— BEGIN —

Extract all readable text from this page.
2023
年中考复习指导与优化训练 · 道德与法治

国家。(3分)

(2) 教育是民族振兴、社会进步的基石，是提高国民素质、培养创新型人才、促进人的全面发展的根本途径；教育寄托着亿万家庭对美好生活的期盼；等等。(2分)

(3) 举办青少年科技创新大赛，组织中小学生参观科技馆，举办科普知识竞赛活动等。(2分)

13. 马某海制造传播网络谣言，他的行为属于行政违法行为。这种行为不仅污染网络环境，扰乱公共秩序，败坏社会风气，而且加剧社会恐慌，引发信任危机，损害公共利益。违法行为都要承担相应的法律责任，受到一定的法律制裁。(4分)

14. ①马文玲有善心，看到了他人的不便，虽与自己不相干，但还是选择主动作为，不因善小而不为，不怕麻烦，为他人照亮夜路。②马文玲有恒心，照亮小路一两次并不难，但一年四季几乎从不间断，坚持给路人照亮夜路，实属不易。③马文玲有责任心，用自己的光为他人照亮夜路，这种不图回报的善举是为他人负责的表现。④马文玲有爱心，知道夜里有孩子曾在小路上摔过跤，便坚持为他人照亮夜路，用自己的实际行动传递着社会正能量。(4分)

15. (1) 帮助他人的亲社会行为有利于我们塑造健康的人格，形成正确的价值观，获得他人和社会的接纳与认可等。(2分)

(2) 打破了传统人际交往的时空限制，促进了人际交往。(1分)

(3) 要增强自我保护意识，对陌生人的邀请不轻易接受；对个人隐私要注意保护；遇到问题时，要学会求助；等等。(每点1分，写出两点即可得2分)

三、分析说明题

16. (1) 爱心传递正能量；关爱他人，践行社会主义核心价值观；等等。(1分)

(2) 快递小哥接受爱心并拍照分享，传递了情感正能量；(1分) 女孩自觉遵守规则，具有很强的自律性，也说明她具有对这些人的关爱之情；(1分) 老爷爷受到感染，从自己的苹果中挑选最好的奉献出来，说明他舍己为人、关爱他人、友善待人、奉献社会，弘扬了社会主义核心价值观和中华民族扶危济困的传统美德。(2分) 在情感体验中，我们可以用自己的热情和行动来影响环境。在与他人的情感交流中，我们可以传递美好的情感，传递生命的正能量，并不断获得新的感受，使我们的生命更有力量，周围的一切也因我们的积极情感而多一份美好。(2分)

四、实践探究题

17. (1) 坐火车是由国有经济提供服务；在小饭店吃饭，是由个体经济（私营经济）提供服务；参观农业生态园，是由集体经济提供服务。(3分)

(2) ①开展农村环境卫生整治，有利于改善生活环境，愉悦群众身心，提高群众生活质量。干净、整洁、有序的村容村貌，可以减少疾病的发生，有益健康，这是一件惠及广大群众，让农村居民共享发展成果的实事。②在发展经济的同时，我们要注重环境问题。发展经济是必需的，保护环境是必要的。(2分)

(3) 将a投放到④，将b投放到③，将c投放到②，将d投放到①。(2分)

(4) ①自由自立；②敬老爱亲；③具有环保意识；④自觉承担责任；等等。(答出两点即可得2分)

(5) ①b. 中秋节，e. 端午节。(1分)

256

— END —

#### EXERCISE DESCRIPTION
Above are the records; copy every line in them that holds the word "关爱他人".

#### RESPONSE
16. (1) 爱心传递正能量；关爱他人，践行社会主义核心价值观；等等。(1分)
(2) 快递小哥接受爱心并拍照分享，传递了情感正能量；(1分) 女孩自觉遵守规则，具有很强的自律性，也说明她具有对这些人的关爱之情；(1分) 老爷爷受到感染，从自己的苹果中挑选最好的奉献出来，说明他舍己为人、关爱他人、友善待人、奉献社会，弘扬了社会主义核心价值观和中华民族扶危济困的传统美德。(2分) 在情感体验中，我们可以用自己的热情和行动来影响环境。在与他人的情感交流中，我们可以传递美好的情感，传递生命的正能量，并不断获得新的感受，使我们的生命更有力量，周围的一切也因我们的积极情感而多一份美好。(2分)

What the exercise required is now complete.